PROBLEM REQUIREMENTS: Narrow the data below down to the lines containing "Marine".

-.-.-

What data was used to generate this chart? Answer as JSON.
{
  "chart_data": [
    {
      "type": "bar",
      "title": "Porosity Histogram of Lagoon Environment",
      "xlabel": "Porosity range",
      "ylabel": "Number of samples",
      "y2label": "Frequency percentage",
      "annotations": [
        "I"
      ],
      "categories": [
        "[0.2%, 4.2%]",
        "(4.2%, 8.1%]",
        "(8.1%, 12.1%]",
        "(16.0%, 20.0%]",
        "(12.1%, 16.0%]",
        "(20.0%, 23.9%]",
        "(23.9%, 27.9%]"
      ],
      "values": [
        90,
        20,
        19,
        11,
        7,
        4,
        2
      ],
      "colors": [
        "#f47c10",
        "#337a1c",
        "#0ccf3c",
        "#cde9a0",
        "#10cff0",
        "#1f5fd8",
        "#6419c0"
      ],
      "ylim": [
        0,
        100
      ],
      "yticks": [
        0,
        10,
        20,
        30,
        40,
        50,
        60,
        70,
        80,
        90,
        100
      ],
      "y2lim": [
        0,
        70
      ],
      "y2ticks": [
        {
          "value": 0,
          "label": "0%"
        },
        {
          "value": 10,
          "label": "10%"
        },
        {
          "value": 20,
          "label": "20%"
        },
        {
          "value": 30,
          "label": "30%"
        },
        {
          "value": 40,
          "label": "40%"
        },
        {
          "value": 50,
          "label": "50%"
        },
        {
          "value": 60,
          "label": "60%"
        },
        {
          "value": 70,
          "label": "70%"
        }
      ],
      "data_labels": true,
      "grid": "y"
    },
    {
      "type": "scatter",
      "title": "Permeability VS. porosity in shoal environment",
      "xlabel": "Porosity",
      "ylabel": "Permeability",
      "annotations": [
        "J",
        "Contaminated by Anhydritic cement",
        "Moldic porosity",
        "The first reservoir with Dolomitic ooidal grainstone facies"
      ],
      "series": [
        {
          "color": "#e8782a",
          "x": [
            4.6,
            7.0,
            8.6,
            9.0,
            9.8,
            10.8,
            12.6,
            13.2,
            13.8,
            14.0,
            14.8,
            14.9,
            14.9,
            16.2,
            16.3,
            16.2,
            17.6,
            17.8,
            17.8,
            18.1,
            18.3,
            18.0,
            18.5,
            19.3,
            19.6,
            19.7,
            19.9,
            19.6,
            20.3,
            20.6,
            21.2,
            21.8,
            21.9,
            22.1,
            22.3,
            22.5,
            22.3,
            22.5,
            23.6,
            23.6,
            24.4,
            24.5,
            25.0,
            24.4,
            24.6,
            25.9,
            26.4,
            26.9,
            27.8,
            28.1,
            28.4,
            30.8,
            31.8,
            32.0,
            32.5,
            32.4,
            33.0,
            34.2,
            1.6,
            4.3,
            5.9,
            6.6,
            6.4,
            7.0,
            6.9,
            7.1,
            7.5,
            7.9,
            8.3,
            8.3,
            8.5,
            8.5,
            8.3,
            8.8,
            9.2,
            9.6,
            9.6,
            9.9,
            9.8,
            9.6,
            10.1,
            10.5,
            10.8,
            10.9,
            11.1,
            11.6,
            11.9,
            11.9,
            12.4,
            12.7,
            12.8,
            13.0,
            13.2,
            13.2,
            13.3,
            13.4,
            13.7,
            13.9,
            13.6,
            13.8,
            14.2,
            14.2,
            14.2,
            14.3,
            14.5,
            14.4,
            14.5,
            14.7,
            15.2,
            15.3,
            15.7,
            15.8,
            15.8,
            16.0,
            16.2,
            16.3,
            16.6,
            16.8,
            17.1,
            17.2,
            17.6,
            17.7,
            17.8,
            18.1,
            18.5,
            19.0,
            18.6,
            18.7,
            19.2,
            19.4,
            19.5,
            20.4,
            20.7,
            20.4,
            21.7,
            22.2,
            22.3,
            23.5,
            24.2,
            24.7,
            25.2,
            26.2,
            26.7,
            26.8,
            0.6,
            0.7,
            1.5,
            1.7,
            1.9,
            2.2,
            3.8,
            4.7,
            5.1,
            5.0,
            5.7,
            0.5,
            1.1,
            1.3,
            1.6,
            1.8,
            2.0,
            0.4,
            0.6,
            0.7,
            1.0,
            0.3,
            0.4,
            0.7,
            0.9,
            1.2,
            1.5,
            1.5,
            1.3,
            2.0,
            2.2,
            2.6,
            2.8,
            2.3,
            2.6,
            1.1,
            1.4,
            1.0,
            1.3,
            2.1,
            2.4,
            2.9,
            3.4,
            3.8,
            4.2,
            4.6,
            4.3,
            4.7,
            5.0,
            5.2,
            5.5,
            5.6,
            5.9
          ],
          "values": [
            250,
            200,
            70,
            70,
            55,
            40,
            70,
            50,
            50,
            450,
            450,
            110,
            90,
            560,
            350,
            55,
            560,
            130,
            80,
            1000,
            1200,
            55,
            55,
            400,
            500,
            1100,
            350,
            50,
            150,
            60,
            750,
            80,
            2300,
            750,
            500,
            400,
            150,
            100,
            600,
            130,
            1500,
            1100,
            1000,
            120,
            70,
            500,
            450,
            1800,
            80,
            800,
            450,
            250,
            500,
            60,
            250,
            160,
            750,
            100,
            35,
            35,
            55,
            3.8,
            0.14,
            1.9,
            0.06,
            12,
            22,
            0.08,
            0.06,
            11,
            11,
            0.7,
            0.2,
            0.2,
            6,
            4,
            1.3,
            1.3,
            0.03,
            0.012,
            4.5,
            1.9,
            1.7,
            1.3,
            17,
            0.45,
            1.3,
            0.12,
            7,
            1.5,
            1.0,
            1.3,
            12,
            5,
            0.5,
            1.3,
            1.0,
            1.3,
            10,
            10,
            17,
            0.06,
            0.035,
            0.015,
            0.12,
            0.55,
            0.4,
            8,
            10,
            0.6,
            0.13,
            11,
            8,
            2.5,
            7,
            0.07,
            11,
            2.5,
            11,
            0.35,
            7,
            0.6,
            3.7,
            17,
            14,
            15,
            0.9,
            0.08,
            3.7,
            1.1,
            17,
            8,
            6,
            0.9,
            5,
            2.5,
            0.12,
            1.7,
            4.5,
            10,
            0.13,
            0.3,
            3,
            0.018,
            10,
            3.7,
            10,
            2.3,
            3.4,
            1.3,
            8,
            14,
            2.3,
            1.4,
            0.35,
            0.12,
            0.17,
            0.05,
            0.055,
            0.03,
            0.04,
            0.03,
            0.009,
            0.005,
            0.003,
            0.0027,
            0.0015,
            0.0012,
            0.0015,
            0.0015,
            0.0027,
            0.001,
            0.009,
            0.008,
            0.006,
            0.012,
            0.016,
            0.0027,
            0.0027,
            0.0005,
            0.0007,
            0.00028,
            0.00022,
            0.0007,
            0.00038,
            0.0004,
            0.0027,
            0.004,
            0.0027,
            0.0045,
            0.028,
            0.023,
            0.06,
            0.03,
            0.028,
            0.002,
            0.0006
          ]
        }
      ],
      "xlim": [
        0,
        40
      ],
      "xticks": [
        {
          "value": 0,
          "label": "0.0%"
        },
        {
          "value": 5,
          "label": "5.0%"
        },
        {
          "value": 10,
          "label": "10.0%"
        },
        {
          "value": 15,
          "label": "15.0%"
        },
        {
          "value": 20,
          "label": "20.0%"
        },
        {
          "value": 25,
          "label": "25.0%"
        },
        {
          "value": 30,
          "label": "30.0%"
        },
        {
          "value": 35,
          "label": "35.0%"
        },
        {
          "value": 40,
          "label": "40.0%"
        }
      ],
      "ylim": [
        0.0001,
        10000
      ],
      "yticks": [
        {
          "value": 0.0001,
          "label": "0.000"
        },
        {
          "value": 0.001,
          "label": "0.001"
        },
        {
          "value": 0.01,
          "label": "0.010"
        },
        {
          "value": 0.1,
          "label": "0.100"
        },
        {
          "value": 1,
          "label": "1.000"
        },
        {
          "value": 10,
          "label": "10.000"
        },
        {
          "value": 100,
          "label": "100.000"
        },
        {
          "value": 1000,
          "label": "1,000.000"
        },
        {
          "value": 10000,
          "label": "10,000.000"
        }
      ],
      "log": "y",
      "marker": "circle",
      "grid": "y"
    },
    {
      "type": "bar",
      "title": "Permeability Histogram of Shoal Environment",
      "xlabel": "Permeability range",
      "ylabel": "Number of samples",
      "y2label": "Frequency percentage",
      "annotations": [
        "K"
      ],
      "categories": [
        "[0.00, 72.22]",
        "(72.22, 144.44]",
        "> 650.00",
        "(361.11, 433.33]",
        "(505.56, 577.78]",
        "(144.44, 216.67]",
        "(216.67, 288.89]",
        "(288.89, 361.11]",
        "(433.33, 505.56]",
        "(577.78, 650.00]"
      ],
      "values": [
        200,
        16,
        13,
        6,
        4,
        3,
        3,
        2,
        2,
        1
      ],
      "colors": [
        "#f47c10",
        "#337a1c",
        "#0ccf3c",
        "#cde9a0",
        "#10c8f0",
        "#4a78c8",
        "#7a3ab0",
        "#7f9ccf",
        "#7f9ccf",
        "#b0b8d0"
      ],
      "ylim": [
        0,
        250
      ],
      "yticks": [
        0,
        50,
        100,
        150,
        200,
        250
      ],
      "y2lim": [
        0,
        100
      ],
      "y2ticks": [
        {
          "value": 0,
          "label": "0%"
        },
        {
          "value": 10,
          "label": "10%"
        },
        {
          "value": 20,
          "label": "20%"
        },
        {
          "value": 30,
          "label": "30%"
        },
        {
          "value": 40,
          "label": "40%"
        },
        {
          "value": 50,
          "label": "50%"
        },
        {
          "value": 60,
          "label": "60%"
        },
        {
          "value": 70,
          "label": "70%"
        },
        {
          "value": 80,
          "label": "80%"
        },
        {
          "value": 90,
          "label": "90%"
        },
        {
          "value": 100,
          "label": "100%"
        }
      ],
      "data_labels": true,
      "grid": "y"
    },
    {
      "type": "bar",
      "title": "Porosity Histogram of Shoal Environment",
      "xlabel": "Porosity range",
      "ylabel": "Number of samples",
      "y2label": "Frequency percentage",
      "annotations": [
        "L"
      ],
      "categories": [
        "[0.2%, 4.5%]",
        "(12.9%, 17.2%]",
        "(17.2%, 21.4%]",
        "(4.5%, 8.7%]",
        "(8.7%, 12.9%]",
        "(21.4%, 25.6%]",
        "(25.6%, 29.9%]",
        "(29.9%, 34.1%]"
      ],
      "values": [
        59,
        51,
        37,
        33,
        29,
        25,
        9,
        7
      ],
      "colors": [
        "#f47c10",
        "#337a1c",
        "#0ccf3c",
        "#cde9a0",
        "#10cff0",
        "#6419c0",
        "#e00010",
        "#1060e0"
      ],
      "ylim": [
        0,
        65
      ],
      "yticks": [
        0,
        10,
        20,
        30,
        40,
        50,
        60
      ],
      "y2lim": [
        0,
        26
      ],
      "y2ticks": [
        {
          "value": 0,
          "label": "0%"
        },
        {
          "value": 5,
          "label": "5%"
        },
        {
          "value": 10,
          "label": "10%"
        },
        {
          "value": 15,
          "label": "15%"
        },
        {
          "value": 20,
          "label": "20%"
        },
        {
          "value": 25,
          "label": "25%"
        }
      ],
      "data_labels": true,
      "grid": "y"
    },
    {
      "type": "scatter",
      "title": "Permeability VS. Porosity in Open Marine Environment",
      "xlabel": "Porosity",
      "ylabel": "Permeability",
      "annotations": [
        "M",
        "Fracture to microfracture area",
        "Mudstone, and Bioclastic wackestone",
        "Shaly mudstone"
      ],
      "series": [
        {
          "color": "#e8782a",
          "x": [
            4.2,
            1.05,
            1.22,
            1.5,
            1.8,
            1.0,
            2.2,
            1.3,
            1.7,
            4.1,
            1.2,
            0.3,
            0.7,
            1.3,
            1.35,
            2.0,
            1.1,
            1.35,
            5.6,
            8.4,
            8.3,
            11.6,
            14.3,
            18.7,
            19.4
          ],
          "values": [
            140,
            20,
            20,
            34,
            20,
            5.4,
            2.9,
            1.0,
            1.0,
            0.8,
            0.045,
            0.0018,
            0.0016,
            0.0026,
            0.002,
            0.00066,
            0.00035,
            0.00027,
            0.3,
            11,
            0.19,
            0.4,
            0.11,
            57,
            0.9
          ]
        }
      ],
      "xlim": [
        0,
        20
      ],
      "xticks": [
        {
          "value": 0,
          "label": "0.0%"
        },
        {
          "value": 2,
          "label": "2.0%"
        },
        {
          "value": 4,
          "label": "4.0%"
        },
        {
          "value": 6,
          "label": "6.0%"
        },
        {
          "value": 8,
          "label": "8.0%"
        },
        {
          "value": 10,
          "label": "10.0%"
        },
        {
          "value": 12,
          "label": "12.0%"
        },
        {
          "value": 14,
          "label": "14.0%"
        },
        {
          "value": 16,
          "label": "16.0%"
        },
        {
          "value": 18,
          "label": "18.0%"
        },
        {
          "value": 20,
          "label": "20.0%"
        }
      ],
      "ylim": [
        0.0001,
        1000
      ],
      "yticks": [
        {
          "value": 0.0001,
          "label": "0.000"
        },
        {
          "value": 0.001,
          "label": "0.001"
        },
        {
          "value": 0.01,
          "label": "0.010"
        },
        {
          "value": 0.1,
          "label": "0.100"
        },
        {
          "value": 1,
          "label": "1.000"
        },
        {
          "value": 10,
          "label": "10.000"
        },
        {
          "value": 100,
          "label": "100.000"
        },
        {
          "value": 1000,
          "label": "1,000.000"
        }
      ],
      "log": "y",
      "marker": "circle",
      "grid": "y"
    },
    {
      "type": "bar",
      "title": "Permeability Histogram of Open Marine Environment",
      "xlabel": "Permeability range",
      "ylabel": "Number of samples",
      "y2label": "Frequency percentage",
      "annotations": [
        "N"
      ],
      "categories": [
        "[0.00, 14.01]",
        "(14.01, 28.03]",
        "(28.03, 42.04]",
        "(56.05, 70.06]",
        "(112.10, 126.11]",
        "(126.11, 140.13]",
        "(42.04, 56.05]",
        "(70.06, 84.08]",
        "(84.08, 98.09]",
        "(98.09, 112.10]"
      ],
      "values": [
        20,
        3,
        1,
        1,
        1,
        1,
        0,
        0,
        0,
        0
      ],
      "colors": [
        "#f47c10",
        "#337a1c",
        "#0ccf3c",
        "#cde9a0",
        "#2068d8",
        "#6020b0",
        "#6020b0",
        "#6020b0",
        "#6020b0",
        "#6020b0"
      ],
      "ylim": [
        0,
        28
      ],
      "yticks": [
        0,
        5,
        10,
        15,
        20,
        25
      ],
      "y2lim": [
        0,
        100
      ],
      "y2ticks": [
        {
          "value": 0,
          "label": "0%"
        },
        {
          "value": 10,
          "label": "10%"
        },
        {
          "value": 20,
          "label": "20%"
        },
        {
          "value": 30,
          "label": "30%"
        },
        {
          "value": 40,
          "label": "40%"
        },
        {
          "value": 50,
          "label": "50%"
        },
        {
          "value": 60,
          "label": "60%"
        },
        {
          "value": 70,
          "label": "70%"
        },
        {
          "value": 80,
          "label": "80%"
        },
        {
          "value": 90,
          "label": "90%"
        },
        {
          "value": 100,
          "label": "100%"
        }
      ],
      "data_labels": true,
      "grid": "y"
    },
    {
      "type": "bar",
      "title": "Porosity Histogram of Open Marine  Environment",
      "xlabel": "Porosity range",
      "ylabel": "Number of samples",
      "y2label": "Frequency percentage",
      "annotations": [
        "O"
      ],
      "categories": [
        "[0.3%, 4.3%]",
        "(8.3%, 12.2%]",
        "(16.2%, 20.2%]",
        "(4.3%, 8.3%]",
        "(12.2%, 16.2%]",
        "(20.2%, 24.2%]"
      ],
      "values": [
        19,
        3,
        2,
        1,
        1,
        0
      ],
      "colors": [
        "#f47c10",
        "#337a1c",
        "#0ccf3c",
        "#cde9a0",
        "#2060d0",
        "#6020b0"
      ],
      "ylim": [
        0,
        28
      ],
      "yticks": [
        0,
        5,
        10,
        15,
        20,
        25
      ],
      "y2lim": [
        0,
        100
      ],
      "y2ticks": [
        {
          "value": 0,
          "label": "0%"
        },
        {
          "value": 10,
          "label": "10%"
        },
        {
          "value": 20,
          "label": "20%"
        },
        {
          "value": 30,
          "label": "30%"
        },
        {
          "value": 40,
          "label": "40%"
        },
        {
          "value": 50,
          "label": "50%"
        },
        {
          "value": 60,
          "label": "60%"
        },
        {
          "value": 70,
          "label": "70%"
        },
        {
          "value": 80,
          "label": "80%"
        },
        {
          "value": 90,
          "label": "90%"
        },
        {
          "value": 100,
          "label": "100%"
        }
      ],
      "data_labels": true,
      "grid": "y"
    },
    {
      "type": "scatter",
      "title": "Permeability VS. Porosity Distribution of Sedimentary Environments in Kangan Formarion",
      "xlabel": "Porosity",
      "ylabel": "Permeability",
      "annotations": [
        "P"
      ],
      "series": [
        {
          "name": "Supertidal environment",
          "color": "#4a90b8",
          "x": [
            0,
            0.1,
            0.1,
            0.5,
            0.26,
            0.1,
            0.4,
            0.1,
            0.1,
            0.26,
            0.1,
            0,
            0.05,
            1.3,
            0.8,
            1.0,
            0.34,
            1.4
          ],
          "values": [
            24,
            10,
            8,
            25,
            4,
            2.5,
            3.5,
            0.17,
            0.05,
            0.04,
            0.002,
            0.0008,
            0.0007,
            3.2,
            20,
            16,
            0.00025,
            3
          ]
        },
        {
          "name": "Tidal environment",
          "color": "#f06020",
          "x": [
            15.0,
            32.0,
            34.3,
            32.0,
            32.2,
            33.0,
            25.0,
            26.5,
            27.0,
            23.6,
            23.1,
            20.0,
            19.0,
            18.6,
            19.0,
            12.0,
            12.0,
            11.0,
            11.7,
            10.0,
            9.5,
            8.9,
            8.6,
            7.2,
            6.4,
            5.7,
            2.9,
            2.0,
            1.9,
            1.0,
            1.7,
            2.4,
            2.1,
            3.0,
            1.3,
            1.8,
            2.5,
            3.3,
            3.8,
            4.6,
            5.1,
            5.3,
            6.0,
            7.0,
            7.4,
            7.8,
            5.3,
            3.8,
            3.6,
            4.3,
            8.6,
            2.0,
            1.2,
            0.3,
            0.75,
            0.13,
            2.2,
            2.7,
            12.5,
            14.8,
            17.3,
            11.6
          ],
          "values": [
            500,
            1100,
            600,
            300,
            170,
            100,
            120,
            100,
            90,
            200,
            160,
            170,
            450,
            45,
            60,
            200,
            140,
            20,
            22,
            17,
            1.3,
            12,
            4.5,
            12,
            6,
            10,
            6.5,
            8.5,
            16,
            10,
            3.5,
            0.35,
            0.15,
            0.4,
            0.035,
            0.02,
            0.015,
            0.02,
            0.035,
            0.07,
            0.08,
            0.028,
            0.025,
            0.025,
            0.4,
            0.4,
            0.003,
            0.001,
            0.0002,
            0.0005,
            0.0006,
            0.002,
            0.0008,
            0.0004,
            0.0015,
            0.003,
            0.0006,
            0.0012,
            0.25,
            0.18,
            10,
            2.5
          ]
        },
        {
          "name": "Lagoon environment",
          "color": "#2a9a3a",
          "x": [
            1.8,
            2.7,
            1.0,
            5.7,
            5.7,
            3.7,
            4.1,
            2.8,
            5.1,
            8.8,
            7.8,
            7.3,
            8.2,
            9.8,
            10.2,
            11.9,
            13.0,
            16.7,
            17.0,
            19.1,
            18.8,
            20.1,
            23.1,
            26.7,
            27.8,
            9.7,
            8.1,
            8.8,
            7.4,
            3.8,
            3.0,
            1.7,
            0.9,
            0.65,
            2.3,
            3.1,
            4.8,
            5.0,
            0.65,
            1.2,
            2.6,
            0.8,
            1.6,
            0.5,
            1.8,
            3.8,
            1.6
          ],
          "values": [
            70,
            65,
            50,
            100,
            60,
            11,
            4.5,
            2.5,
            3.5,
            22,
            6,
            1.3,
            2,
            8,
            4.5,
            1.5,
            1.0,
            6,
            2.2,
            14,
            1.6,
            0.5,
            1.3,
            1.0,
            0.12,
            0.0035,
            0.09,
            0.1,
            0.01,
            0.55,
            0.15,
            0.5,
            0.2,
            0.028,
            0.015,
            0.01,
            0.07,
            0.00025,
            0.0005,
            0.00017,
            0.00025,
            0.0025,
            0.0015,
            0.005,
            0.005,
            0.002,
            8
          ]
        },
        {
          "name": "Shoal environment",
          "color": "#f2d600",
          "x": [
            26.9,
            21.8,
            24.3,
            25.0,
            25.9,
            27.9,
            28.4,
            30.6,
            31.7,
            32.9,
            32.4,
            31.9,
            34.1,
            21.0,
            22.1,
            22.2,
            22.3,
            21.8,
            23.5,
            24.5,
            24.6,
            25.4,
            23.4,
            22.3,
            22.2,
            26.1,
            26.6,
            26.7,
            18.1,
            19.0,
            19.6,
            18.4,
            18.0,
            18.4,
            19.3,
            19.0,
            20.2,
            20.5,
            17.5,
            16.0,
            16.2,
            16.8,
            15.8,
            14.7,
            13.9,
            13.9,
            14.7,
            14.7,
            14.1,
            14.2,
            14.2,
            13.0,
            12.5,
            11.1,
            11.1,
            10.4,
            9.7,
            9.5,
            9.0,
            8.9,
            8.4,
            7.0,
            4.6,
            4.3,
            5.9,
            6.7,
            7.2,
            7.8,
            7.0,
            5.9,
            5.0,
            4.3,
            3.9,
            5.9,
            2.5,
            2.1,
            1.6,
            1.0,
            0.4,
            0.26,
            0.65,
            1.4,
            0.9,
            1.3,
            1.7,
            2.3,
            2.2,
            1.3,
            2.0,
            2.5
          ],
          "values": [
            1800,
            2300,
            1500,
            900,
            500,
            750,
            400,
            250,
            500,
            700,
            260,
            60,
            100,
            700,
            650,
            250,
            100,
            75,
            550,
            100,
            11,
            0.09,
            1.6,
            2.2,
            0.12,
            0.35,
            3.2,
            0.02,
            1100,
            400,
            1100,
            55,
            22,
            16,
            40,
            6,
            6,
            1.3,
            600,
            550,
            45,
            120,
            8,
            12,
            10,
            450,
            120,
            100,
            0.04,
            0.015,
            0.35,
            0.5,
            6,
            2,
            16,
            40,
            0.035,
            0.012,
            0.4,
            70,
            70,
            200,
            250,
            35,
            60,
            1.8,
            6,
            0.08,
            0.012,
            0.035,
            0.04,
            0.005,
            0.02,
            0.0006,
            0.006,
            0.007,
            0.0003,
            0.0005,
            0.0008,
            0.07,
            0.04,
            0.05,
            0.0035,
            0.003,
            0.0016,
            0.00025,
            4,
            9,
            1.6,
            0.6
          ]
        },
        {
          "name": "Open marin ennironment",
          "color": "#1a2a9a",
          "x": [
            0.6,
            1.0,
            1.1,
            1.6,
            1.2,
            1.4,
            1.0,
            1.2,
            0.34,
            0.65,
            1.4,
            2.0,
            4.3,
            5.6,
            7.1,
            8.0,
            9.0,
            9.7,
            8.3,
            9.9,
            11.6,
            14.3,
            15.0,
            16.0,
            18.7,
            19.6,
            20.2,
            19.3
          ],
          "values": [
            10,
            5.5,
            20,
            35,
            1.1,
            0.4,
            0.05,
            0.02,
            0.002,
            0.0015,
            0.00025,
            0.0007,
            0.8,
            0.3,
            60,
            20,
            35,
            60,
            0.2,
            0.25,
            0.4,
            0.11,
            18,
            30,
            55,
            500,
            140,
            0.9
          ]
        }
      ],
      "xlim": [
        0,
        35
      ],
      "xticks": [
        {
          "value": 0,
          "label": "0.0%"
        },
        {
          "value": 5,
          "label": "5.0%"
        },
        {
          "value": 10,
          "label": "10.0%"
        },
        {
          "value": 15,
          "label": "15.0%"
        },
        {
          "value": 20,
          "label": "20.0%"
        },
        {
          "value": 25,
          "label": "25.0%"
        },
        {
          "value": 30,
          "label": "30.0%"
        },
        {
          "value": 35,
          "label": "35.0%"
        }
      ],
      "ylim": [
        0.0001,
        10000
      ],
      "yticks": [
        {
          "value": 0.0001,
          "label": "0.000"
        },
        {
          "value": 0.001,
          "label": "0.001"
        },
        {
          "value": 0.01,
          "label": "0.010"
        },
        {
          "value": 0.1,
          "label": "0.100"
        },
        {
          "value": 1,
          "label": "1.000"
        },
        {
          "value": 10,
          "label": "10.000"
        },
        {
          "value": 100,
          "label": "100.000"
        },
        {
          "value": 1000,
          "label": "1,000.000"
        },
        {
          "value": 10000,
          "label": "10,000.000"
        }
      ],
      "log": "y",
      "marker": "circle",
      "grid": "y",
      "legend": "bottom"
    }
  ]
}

-.-.-

ANSWER TO THE EXERCISE:
      "title": "Permeability VS. Porosity in Open Marine Environment",
      "title": "Permeability Histogram of Open Marine Environment",
      "title": "Porosity Histogram of Open Marine  Environment",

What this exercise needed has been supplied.